> _Stored data_
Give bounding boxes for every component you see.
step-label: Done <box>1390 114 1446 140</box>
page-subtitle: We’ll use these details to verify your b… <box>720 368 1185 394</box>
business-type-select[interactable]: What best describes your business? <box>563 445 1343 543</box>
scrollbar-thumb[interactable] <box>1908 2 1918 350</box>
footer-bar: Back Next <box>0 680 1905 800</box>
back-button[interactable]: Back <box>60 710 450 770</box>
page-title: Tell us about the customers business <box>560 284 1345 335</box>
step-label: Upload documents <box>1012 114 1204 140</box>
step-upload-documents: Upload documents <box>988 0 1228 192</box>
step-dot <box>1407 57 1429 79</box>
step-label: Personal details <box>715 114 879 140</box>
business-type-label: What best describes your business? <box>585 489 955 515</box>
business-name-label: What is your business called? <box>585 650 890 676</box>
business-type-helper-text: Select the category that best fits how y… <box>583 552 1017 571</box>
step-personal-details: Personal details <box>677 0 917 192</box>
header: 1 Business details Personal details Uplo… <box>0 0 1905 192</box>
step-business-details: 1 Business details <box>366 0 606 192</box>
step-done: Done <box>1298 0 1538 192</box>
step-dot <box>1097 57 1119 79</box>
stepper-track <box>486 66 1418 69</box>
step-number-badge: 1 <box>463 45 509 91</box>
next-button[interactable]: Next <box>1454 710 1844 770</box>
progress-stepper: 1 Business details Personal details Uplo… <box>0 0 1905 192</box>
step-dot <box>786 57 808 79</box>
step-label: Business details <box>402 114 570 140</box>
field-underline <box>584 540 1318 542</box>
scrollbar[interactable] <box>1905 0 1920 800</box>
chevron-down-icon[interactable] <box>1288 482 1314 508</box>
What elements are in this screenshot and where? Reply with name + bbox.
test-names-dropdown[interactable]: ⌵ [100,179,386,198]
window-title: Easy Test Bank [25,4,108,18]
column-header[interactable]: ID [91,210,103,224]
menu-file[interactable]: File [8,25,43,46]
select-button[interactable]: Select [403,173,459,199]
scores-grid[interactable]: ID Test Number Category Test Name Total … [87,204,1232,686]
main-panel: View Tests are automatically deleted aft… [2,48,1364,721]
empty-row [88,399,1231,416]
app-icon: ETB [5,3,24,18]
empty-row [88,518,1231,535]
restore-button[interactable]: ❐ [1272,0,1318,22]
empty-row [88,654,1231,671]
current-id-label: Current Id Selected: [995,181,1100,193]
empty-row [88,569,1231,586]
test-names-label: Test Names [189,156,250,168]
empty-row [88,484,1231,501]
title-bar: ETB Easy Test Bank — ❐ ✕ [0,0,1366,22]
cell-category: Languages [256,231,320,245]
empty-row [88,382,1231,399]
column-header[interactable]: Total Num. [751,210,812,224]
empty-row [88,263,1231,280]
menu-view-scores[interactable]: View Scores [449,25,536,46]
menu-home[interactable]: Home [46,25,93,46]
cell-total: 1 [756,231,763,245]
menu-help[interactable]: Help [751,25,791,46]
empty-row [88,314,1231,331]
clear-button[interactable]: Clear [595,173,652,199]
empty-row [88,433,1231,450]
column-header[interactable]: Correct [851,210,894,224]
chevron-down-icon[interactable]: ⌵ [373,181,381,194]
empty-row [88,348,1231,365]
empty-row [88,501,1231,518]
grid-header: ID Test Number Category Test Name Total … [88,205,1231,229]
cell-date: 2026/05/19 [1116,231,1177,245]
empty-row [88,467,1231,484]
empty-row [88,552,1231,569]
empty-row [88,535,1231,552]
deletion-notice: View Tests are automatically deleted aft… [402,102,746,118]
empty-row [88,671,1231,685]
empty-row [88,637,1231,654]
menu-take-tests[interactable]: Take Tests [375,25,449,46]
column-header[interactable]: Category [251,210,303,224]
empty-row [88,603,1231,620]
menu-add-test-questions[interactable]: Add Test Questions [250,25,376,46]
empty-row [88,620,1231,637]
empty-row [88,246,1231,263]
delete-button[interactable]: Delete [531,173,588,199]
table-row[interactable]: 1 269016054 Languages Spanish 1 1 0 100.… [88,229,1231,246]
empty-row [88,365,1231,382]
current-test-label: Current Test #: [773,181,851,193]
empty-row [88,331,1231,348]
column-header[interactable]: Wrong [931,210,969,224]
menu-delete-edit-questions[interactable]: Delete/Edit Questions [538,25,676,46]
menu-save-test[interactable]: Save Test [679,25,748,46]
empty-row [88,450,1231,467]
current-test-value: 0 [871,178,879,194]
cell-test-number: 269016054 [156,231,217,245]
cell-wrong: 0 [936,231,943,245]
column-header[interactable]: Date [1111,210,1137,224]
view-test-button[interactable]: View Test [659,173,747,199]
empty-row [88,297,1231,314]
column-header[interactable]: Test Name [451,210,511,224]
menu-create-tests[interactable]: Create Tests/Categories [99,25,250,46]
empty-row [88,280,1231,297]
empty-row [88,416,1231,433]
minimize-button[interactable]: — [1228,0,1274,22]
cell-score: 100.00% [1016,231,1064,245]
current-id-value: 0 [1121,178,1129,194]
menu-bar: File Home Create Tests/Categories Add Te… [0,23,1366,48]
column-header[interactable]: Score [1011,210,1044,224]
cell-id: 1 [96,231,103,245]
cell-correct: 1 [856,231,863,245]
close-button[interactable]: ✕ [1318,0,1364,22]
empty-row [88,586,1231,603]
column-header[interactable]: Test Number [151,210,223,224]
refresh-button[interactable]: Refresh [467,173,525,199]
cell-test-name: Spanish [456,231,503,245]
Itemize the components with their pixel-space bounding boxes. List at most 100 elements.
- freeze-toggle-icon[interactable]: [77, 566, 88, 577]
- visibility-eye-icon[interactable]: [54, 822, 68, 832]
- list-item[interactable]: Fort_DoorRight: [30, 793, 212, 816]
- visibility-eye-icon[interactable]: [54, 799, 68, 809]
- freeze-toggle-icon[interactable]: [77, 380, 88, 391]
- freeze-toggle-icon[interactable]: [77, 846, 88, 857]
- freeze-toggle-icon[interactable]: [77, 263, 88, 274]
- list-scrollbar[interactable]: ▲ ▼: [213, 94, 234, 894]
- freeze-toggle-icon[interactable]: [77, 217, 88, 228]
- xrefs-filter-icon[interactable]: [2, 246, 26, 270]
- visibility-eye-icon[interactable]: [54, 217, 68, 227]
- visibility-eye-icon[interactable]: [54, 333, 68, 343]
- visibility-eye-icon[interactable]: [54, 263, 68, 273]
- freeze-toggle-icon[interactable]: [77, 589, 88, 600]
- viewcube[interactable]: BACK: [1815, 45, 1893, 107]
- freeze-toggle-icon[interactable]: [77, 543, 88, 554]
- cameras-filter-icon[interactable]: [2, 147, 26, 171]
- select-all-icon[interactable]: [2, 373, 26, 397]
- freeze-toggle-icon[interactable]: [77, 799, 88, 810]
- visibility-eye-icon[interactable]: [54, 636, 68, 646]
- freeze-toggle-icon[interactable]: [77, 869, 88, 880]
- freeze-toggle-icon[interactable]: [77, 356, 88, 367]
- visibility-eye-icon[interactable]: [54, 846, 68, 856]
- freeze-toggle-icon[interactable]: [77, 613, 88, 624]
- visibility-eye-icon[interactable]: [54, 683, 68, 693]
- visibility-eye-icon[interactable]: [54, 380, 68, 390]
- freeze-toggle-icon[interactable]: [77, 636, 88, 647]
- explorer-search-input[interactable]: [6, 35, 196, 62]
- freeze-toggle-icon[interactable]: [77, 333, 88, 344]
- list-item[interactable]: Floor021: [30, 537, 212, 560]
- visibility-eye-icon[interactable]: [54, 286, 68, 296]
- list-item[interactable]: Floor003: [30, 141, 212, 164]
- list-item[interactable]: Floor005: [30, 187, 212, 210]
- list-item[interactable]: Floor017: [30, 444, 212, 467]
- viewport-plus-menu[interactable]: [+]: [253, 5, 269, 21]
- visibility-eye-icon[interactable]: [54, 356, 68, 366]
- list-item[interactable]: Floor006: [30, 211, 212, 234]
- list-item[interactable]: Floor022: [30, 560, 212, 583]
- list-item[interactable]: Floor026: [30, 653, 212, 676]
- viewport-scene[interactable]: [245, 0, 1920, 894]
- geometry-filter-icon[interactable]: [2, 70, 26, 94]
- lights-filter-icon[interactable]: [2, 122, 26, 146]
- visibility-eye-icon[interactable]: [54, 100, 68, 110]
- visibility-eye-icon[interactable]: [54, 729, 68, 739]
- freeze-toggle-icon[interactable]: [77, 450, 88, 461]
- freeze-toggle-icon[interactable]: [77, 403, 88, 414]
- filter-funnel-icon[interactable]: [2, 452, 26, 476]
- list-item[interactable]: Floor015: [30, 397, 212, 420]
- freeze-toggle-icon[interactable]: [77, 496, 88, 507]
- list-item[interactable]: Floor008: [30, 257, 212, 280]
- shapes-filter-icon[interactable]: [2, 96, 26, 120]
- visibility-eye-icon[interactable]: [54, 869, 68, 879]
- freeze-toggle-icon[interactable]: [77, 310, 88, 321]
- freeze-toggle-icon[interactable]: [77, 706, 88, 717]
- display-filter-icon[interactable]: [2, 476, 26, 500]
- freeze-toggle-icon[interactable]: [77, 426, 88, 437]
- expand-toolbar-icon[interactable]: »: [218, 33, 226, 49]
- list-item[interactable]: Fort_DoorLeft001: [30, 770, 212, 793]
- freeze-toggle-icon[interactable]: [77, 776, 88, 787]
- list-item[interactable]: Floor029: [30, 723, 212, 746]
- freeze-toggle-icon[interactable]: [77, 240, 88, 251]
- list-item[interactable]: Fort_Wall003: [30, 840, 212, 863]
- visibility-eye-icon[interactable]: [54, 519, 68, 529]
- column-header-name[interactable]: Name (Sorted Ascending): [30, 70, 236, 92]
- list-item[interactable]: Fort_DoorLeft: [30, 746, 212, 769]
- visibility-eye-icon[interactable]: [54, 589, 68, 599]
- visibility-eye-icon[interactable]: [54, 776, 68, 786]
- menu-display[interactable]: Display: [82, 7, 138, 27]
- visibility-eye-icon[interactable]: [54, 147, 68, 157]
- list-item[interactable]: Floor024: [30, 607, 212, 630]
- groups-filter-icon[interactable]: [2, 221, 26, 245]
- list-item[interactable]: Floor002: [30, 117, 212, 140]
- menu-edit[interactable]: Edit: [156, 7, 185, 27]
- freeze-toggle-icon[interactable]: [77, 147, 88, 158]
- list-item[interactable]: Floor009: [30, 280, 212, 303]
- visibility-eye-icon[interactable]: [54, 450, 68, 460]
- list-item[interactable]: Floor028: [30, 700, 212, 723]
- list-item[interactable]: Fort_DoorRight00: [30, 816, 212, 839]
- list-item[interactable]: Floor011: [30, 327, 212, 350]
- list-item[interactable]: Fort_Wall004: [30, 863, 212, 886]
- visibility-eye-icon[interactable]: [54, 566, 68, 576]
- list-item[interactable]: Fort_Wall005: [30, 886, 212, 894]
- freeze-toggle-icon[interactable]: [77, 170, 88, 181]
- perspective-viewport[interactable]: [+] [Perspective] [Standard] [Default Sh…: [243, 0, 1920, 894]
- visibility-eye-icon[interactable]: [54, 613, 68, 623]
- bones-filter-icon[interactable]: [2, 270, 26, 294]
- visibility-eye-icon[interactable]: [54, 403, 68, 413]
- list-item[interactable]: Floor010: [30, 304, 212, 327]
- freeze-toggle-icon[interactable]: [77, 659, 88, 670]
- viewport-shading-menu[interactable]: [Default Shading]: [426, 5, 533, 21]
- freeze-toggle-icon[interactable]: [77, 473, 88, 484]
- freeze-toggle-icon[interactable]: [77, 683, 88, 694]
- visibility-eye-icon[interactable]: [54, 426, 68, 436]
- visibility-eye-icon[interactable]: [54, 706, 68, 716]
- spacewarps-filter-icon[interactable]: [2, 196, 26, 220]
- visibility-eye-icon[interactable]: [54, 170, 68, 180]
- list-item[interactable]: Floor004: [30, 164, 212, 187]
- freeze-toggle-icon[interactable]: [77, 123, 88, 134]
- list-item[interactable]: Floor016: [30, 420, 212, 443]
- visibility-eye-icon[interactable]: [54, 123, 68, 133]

> _Goal_
Turn the items into a numbered list, starting at the first line and stopping after the line that has "step-dot <box>1407 57 1429 79</box>". Leave out any blank lines.

> _Solution for this problem_
1. Give bounding boxes for every component you see.
2. step-label: Done <box>1390 114 1446 140</box>
3. page-subtitle: We’ll use these details to verify your b… <box>720 368 1185 394</box>
4. business-type-select[interactable]: What best describes your business? <box>563 445 1343 543</box>
5. scrollbar-thumb[interactable] <box>1908 2 1918 350</box>
6. footer-bar: Back Next <box>0 680 1905 800</box>
7. back-button[interactable]: Back <box>60 710 450 770</box>
8. page-title: Tell us about the customers business <box>560 284 1345 335</box>
9. step-label: Upload documents <box>1012 114 1204 140</box>
10. step-upload-documents: Upload documents <box>988 0 1228 192</box>
11. step-dot <box>1407 57 1429 79</box>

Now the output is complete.